[Dataset records]

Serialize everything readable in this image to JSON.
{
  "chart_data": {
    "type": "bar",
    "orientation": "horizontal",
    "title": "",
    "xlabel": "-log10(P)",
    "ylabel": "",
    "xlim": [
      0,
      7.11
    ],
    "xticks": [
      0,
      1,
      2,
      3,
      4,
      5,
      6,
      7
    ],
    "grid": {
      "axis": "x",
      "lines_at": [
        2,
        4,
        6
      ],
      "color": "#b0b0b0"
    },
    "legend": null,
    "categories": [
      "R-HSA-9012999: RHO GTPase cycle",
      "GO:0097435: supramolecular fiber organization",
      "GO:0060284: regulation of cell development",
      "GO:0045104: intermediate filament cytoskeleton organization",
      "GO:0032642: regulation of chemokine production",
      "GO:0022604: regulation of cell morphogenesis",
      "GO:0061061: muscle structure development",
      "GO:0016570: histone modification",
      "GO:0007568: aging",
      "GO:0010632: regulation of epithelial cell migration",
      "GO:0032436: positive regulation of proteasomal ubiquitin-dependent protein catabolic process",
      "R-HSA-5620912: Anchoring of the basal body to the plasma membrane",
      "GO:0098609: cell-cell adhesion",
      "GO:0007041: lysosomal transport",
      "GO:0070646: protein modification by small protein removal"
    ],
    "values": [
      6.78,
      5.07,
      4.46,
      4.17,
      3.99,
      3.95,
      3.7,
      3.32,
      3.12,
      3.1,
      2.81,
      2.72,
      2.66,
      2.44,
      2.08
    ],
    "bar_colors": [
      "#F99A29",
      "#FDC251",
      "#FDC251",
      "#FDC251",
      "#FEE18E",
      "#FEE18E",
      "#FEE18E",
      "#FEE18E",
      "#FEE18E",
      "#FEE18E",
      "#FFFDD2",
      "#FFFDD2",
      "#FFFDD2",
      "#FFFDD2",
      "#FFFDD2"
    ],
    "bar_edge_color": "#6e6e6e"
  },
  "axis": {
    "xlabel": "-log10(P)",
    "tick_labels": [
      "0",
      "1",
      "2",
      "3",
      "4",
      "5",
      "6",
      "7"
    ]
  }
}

[/Dataset records]

## Task directions
The answer consists of the lines above that include the word "development", each copied exactly.

## Result for this exercise
      "GO:0060284: regulation of cell development",
      "GO:0061061: muscle structure development",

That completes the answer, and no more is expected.